• _DESCRIPTION OF THE TASK_
Render every entry exactly as it appears.

• _MATERIAL PROVIDED_
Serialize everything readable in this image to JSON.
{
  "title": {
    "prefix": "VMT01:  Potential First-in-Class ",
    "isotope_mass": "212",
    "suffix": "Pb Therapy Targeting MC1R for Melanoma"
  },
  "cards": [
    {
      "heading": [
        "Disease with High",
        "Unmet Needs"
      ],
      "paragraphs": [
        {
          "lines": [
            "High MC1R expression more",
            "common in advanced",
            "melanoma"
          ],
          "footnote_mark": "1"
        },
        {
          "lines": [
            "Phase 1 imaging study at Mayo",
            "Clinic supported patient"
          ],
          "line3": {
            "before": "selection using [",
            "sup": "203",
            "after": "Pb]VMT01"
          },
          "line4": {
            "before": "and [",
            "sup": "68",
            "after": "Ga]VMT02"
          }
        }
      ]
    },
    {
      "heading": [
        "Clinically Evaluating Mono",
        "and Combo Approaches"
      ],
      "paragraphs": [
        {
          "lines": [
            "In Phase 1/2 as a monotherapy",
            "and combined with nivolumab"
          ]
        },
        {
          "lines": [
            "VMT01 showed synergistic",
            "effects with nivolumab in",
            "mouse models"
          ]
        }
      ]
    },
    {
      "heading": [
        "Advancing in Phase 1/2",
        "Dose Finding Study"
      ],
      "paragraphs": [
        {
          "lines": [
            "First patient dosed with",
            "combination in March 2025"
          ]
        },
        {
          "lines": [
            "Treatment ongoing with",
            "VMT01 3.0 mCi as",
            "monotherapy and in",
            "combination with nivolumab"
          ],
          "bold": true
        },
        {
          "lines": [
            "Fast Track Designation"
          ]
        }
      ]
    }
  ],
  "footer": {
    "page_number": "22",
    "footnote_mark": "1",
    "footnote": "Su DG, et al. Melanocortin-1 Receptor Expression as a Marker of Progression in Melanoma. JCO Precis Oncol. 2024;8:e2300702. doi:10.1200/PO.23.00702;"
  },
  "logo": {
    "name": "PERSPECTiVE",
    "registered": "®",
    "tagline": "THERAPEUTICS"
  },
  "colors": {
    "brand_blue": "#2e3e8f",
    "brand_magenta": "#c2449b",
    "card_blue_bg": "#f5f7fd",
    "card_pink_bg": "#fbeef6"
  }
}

• _RESPONSE BELOW_
Serialize everything readable in this image to JSON.
{
  "title": {
    "prefix": "VMT01:  Potential First-in-Class ",
    "isotope_mass": "212",
    "suffix": "Pb Therapy Targeting MC1R for Melanoma"
  },
  "cards": [
    {
      "heading": [
        "Disease with High",
        "Unmet Needs"
      ],
      "paragraphs": [
        {
          "lines": [
            "High MC1R expression more",
            "common in advanced",
            "melanoma"
          ],
          "footnote_mark": "1"
        },
        {
          "lines": [
            "Phase 1 imaging study at Mayo",
            "Clinic supported patient"
          ],
          "line3": {
            "before": "selection using [",
            "sup": "203",
            "after": "Pb]VMT01"
          },
          "line4": {
            "before": "and [",
            "sup": "68",
            "after": "Ga]VMT02"
          }
        }
      ]
    },
    {
      "heading": [
        "Clinically Evaluating Mono",
        "and Combo Approaches"
      ],
      "paragraphs": [
        {
          "lines": [
            "In Phase 1/2 as a monotherapy",
            "and combined with nivolumab"
          ]
        },
        {
          "lines": [
            "VMT01 showed synergistic",
            "effects with nivolumab in",
            "mouse models"
          ]
        }
      ]
    },
    {
      "heading": [
        "Advancing in Phase 1/2",
        "Dose Finding Study"
      ],
      "paragraphs": [
        {
          "lines": [
            "First patient dosed with",
            "combination in March 2025"
          ]
        },
        {
          "lines": [
            "Treatment ongoing with",
            "VMT01 3.0 mCi as",
            "monotherapy and in",
            "combination with nivolumab"
          ],
          "bold": true
        },
        {
          "lines": [
            "Fast Track Designation"
          ]
        }
      ]
    }
  ],
  "footer": {
    "page_number": "22",
    "footnote_mark": "1",
    "footnote": "Su DG, et al. Melanocortin-1 Receptor Expression as a Marker of Progression in Melanoma. JCO Precis Oncol. 2024;8:e2300702. doi:10.1200/PO.23.00702;"
  },
  "logo": {
    "name": "PERSPECTiVE",
    "registered": "®",
    "tagline": "THERAPEUTICS"
  },
  "colors": {
    "brand_blue": "#2e3e8f",
    "brand_magenta": "#c2449b",
    "card_blue_bg": "#f5f7fd",
    "card_pink_bg": "#fbeef6"
  }
}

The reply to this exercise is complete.